Find how many lines contain "title" and state only that number.

[Collected data]
= = =

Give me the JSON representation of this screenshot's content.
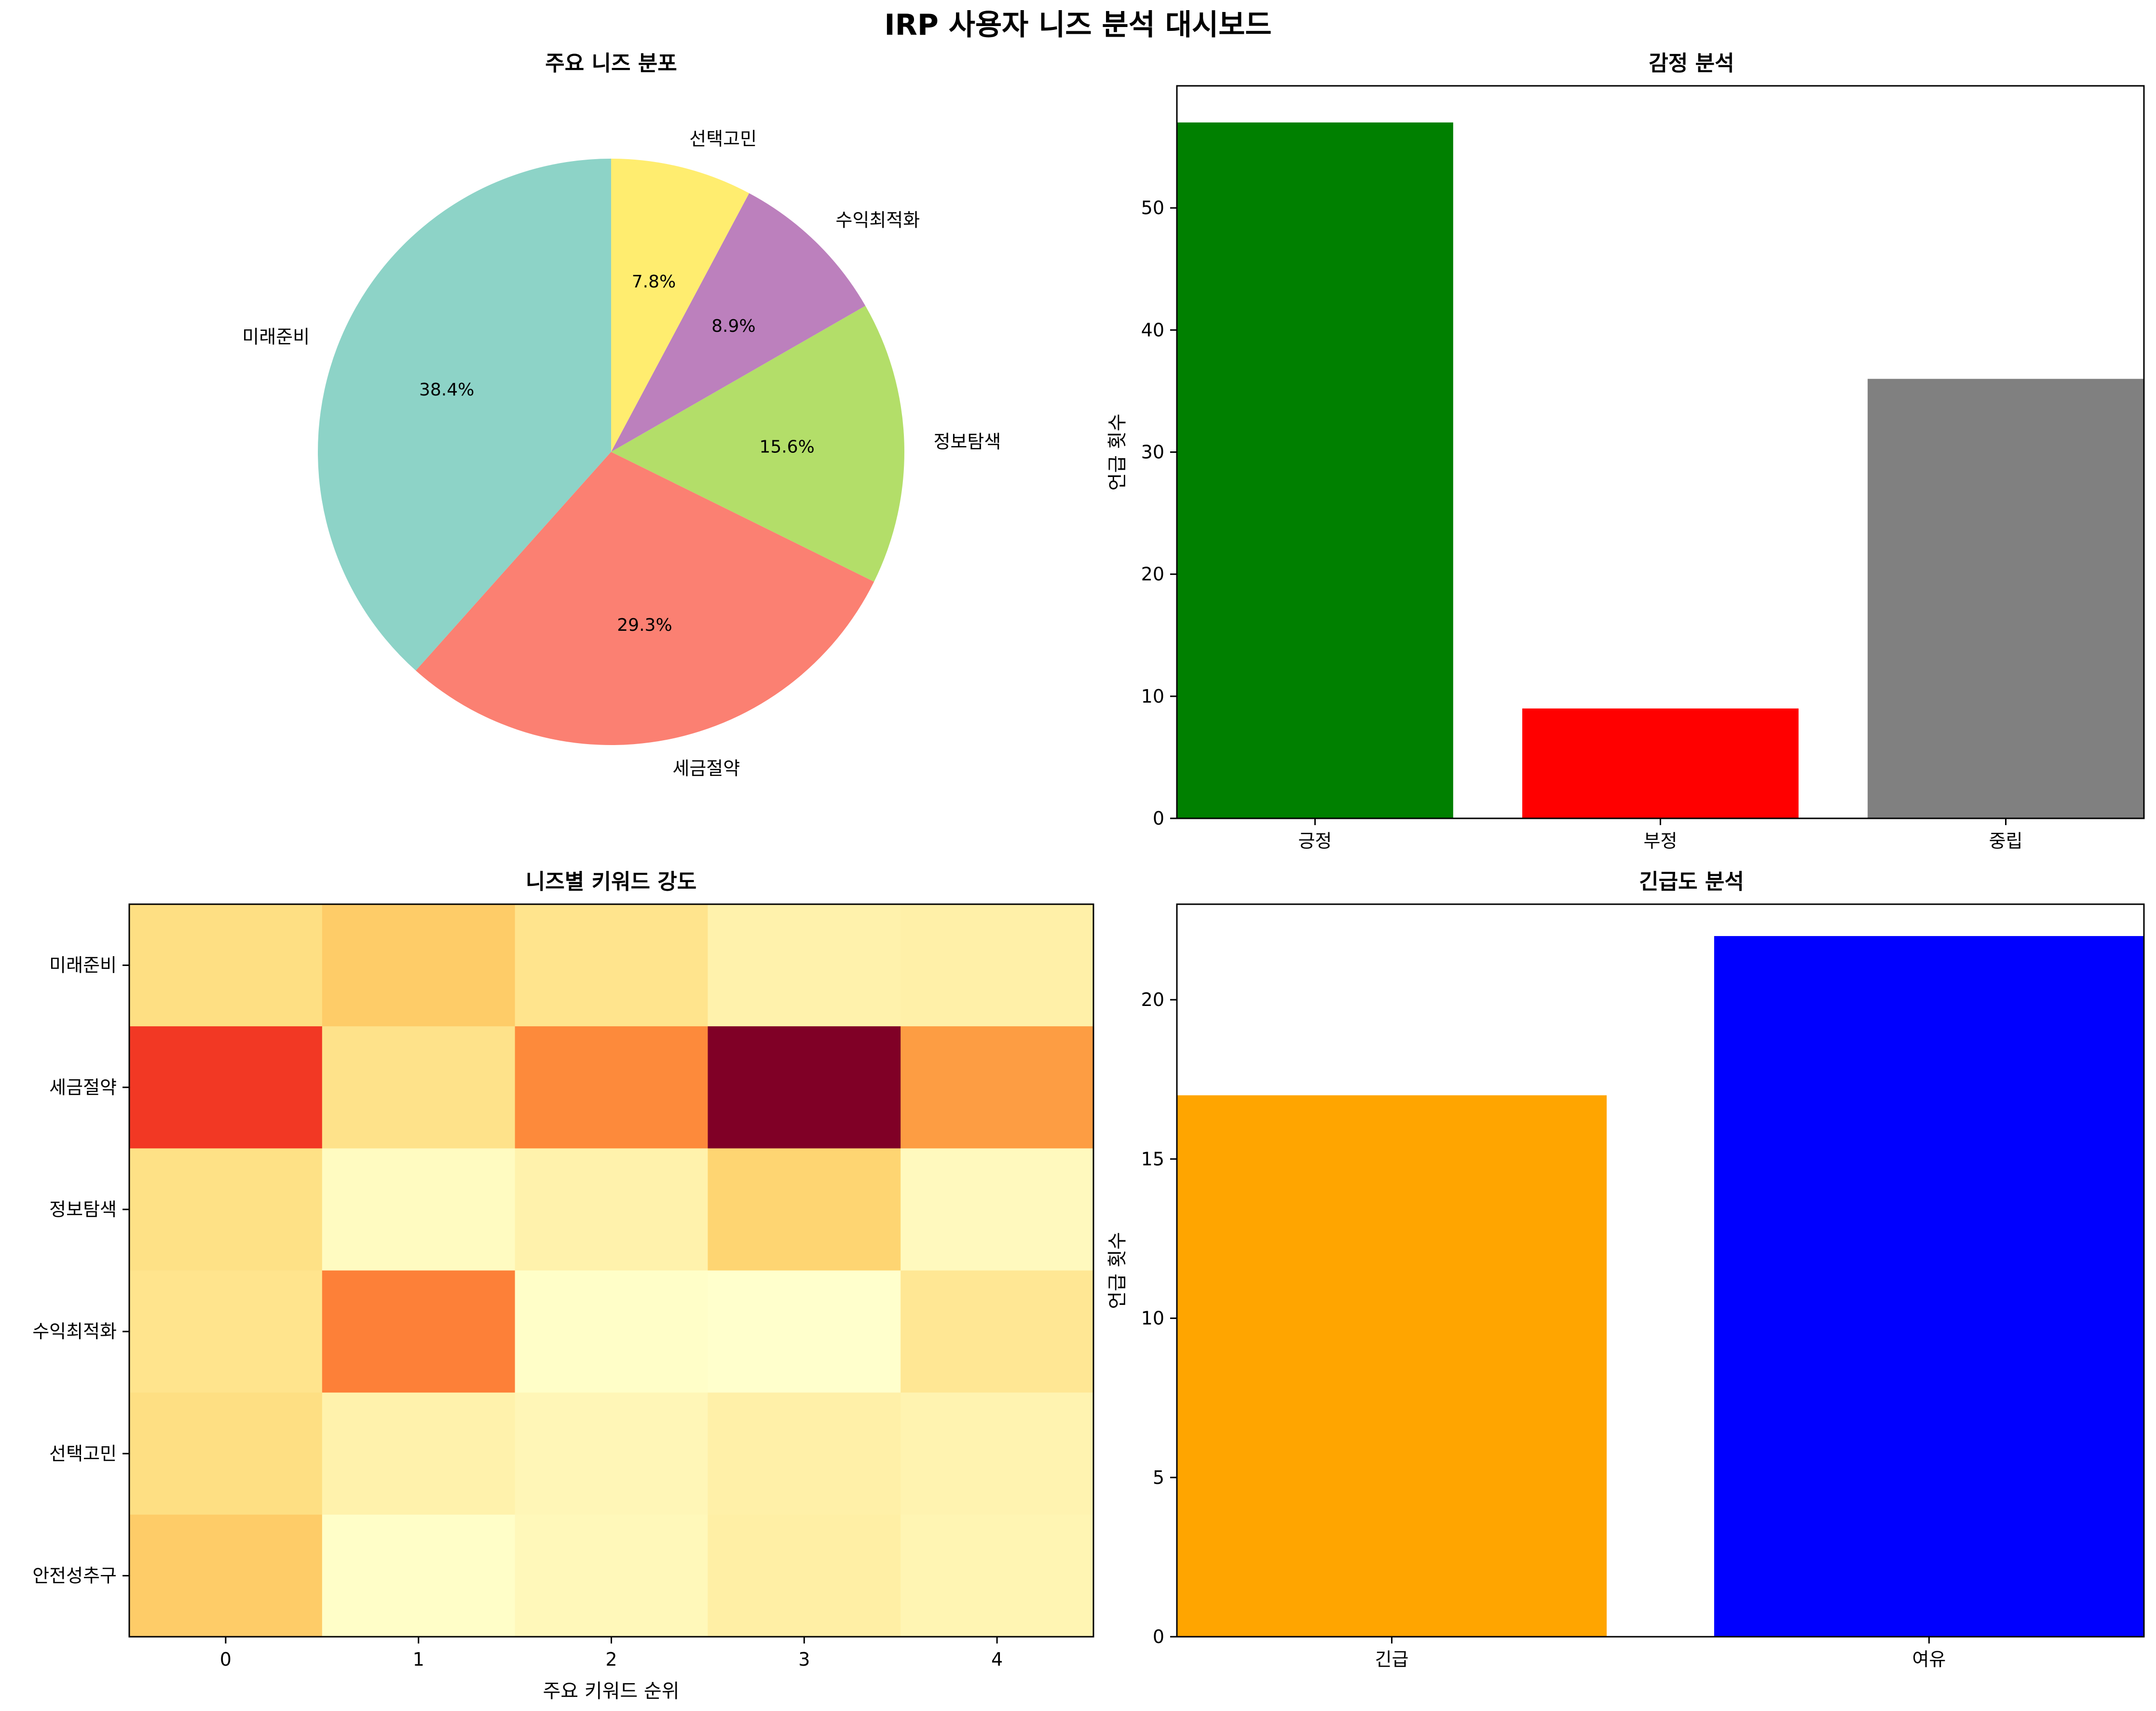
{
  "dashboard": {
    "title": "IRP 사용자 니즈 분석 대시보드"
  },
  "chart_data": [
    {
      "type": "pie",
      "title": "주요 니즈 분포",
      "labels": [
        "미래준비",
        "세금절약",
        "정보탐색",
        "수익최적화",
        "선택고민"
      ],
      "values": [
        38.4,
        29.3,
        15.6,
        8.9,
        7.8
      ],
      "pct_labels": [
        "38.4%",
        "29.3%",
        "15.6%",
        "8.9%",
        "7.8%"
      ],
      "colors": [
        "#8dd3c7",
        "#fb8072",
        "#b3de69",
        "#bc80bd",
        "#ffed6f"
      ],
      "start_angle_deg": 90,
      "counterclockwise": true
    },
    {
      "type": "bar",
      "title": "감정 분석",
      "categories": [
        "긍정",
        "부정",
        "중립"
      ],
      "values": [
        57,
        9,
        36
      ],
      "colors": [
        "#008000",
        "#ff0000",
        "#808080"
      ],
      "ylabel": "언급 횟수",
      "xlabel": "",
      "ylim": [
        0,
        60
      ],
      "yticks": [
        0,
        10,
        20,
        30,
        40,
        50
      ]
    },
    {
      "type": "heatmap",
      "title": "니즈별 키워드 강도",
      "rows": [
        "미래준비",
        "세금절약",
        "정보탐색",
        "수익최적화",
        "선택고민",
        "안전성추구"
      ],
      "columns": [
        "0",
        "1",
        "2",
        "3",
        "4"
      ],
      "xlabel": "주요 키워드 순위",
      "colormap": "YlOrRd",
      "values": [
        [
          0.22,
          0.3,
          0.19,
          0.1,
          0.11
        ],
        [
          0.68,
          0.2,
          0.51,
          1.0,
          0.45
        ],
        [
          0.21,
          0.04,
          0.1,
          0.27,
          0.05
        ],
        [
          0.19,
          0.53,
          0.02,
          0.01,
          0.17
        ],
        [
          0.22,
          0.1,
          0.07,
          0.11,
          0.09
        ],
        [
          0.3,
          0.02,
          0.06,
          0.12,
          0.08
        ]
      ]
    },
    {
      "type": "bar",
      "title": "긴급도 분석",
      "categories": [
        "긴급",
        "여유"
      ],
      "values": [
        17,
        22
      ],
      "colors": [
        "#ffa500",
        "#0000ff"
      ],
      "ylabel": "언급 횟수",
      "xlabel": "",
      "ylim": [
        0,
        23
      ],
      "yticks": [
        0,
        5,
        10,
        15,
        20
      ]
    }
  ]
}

= = =

→ Exercise solution: 5